◆ **PROVIDED DATA**
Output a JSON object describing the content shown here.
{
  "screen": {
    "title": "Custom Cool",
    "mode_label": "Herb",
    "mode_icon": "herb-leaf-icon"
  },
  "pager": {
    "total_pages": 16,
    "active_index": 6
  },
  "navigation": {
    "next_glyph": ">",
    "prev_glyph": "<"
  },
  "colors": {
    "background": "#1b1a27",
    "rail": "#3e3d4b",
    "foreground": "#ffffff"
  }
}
==
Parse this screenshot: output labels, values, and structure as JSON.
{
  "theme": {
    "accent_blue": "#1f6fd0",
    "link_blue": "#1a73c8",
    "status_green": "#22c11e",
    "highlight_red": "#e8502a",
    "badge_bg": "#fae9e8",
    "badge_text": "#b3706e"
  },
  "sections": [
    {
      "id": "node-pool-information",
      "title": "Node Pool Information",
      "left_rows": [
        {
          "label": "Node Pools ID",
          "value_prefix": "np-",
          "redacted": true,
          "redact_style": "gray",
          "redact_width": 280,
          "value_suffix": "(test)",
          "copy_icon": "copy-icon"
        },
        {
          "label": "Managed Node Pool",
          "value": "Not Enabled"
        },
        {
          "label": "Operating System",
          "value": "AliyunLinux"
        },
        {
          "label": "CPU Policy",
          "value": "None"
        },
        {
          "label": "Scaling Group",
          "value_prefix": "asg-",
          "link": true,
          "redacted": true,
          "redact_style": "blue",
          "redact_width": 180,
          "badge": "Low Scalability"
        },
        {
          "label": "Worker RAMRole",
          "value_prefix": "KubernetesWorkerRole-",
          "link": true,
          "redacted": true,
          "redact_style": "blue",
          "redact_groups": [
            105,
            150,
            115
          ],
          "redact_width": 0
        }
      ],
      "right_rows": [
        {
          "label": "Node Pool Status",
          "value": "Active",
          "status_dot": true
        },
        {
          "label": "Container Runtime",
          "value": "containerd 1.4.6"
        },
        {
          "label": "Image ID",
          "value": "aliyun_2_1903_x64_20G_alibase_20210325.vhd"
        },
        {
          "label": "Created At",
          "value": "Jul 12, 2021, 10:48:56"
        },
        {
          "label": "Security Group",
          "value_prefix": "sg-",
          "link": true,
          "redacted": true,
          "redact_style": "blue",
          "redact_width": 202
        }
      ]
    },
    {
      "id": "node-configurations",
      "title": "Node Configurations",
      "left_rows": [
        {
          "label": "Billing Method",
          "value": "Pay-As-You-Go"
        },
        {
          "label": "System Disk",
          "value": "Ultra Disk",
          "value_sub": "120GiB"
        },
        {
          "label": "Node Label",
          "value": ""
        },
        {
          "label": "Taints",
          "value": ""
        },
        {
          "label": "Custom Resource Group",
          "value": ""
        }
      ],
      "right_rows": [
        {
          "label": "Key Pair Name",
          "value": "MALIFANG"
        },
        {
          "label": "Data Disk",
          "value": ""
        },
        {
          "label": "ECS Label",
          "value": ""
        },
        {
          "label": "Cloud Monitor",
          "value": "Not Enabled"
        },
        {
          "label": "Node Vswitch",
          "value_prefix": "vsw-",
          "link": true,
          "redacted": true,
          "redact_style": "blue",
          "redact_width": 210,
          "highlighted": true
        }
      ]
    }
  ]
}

◆ **OBJECTIVE**
Set out every line from the material that contains the string "title".

◆ **WORKED ANSWER**
    "title": "Custom Cool",
      "title": "Node Pool Information",
      "title": "Node Configurations",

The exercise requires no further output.